• **Extrait à lire**:
═══

Dépistage du cancer du col de l'utérus : vers une révolution ?

Pr Didier RIETHMULLER - CHU de BESANCON
Le cancer du col de l'utérus est le prototype du cancer évitable. A ce jour, il est le seul exemple de cancer humain strictement viro-induit. La prévention secondaire est basée depuis la fin des années 50 du siècle sur le dépistage des anomalies cytologiques pré-invasives de cellules prélevées par frottis cervico-utérin. Cette méthode de prévention a fait diminuer de façon très significative l'incidence du cancer du col dans tous les pays qui ont mis en place cette prévention. Toutefois, depuis la fin des années 1970, la courbe d'incidence tend vers un plateau exprimant bien les limites de la méthode. En effet, la cytologie cervico-utérine a une sensibilité limitée laissant place au douloureux problème des faux-négatifs chez des femmes qui pourtant se soumettent au dépistage.

═══

• **Données disponibles**:
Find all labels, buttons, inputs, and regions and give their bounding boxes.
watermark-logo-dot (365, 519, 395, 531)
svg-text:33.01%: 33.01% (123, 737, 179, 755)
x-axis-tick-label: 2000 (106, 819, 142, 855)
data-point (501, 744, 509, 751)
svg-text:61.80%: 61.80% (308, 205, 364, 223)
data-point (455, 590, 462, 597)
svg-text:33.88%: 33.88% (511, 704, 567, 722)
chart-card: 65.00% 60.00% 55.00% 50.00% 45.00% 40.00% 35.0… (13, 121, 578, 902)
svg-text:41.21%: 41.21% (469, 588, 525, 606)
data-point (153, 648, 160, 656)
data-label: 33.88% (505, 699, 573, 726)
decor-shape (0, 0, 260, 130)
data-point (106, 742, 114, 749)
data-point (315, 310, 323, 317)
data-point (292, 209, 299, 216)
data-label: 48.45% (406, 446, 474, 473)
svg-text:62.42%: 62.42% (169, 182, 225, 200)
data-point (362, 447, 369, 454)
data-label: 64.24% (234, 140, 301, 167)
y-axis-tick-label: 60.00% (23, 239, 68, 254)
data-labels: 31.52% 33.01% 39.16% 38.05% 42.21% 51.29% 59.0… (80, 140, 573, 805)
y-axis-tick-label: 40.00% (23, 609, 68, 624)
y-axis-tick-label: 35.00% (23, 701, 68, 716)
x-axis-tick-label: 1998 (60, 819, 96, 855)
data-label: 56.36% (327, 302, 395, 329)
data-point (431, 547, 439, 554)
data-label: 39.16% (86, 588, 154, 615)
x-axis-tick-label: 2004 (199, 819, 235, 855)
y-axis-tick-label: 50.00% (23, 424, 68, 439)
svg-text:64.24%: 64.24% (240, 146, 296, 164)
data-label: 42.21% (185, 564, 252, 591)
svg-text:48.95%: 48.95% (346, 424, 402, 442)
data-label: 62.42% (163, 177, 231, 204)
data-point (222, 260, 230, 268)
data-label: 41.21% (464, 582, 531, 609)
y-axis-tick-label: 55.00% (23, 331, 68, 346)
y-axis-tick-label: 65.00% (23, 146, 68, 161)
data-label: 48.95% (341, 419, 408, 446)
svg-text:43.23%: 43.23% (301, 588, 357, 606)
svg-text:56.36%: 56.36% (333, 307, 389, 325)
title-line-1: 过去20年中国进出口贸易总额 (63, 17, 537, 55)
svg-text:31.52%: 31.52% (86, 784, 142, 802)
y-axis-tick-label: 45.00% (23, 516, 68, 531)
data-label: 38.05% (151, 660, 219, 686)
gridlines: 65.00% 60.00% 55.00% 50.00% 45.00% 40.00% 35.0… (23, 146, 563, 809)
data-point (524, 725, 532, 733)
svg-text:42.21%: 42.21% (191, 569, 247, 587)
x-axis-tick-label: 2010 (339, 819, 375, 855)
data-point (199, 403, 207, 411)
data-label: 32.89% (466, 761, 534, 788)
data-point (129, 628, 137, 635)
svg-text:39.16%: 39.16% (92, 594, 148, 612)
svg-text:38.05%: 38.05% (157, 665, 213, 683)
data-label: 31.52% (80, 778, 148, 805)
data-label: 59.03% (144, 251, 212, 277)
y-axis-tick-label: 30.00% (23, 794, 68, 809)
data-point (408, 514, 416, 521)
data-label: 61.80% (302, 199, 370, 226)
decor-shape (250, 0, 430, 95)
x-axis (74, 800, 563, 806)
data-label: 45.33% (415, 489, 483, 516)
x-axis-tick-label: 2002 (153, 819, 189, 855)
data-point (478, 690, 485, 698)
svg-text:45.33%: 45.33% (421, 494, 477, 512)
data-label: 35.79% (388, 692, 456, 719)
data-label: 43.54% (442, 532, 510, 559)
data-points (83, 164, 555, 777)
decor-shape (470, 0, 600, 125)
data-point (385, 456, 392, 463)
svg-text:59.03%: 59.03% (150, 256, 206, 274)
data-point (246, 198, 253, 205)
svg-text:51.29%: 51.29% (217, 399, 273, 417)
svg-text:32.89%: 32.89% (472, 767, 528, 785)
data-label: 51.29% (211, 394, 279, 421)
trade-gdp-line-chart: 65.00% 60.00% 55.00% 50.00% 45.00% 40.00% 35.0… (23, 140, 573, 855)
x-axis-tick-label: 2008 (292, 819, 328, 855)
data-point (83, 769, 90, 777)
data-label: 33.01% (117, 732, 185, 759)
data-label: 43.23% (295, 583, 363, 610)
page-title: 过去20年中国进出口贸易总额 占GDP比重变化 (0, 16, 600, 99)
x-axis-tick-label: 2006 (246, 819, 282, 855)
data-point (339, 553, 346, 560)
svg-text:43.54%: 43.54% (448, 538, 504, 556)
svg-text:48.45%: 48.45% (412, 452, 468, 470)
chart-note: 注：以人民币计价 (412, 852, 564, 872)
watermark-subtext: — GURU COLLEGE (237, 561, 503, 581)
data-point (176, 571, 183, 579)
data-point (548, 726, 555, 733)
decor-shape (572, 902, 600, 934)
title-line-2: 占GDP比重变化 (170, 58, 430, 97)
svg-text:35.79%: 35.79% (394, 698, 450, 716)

═══

• **Travail à faire**:
**A)** Réécrivez le passage de l'extrait sur le dépistage du cancer du col qui va de « Dépistage du cancer » jusqu'à « soumettent au dépistage. » inclus, en remplaçant « prévention » par « prophylaxie ».
**B)** Les affirmations suivantes s'accordent-elles avec l'extrait sur le dépistage du cancer du col ? Répondez par oui ou par non et citez les mots décisifs du texte.
(i) Le cancer du col de l'utérus est présenté comme le seul exemple de cancer humain strictement viro-induit.
(ii) Depuis la fin des années 1970, la courbe d'incidence continue de baisser fortement.
(iii) La cytologie cervico-utérine a une sensibilité élevée.
**C)** Répondez brièvement aux questions suivantes d'après l'extrait sur le dépistage du cancer du col.
(i) Depuis quand la prévention secondaire repose-t-elle sur le dépistage des anomalies cytologiques ?
(ii) Quel établissement figure à côté du nom du Pr Didier RIETHMULLER ?
(iii) À quel problème la sensibilité limitée de la cytologie cervico-utérine laisse-t-elle place ?

• **Réponses attendues**:
**A)**
Dépistage du cancer du col de l'utérus : vers une révolution ?

Pr Didier RIETHMULLER - CHU de BESANCON
Le cancer du col de l'utérus est le prototype du cancer évitable. A ce jour, il est le seul exemple de cancer humain strictement viro-induit. La prophylaxie secondaire est basée depuis la fin des années 50 du siècle sur le dépistage des anomalies cytologiques pré-invasives de cellules prélevées par frottis cervico-utérin. Cette méthode de prophylaxie a fait diminuer de façon très significative l'incidence du cancer du col dans tous les pays qui ont mis en place cette prophylaxie. Toutefois, depuis la fin des années 1970, la courbe d'incidence tend vers un plateau exprimant bien les limites de la méthode. En effet, la cytologie cervico-utérine a une sensibilité limitée laissant place au douloureux problème des faux-négatifs chez des femmes qui pourtant se soumettent au dépistage.

**B)**
(i) Oui : « A ce jour, il est le seul exemple de cancer humain strictement viro-induit. »
(ii) Non : « depuis la fin des années 1970, la courbe d'incidence tend vers un plateau »
(iii) Non : « la cytologie cervico-utérine a une sensibilité limitée »

**C)**
(i) Depuis la fin des années 50 du siècle.
(ii) Le CHU de BESANCON.
(iii) Au douloureux problème des faux-négatifs chez des femmes qui se soumettent pourtant au dépistage.